Each line should be copied exactly.

*** Material provided ***

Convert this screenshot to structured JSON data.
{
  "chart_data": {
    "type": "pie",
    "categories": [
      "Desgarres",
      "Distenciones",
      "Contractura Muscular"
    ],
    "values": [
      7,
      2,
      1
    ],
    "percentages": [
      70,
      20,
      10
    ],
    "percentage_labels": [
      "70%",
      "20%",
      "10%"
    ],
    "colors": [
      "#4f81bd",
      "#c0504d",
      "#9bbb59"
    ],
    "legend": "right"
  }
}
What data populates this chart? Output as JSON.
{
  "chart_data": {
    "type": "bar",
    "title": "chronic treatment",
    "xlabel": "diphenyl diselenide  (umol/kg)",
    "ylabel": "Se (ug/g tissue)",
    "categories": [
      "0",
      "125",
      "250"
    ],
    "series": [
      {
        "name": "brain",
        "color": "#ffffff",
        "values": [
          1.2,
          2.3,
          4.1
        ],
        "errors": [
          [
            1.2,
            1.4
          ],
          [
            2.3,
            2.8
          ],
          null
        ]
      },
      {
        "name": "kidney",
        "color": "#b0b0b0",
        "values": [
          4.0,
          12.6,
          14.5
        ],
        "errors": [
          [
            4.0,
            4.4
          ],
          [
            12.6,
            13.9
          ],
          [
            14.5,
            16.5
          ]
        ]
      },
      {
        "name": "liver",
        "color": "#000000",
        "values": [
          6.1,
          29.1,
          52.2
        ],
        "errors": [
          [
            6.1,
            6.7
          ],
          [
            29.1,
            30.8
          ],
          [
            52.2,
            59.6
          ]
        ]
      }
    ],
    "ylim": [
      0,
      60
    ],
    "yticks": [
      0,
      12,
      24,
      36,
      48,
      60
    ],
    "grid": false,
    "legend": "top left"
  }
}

***

Worked answer:
Convert this screenshot to structured JSON data.
{
  "chart_data": {
    "type": "pie",
    "categories": [
      "Desgarres",
      "Distenciones",
      "Contractura Muscular"
    ],
    "values": [
      7,
      2,
      1
    ],
    "percentages": [
      70,
      20,
      10
    ],
    "percentage_labels": [
      "70%",
      "20%",
      "10%"
    ],
    "colors": [
      "#4f81bd",
      "#c0504d",
      "#9bbb59"
    ],
    "legend": "right"
  }
}
What data populates this chart? Output as JSON.
{
  "chart_data": {
    "type": "bar",
    "title": "chronic treatment",
    "xlabel": "diphenyl diselenide  (umol/kg)",
    "ylabel": "Se (ug/g tissue)",
    "categories": [
      "0",
      "125",
      "250"
    ],
    "series": [
      {
        "name": "brain",
        "color": "#ffffff",
        "values": [
          1.2,
          2.3,
          4.1
        ],
        "errors": [
          [
            1.2,
            1.4
          ],
          [
            2.3,
            2.8
          ],
          null
        ]
      },
      {
        "name": "kidney",
        "color": "#b0b0b0",
        "values": [
          4.0,
          12.6,
          14.5
        ],
        "errors": [
          [
            4.0,
            4.4
          ],
          [
            12.6,
            13.9
          ],
          [
            14.5,
            16.5
          ]
        ]
      },
      {
        "name": "liver",
        "color": "#000000",
        "values": [
          6.1,
          29.1,
          52.2
        ],
        "errors": [
          [
            6.1,
            6.7
          ],
          [
            29.1,
            30.8
          ],
          [
            52.2,
            59.6
          ]
        ]
      }
    ],
    "ylim": [
      0,
      60
    ],
    "yticks": [
      0,
      12,
      24,
      36,
      48,
      60
    ],
    "grid": false,
    "legend": "top left"
  }
}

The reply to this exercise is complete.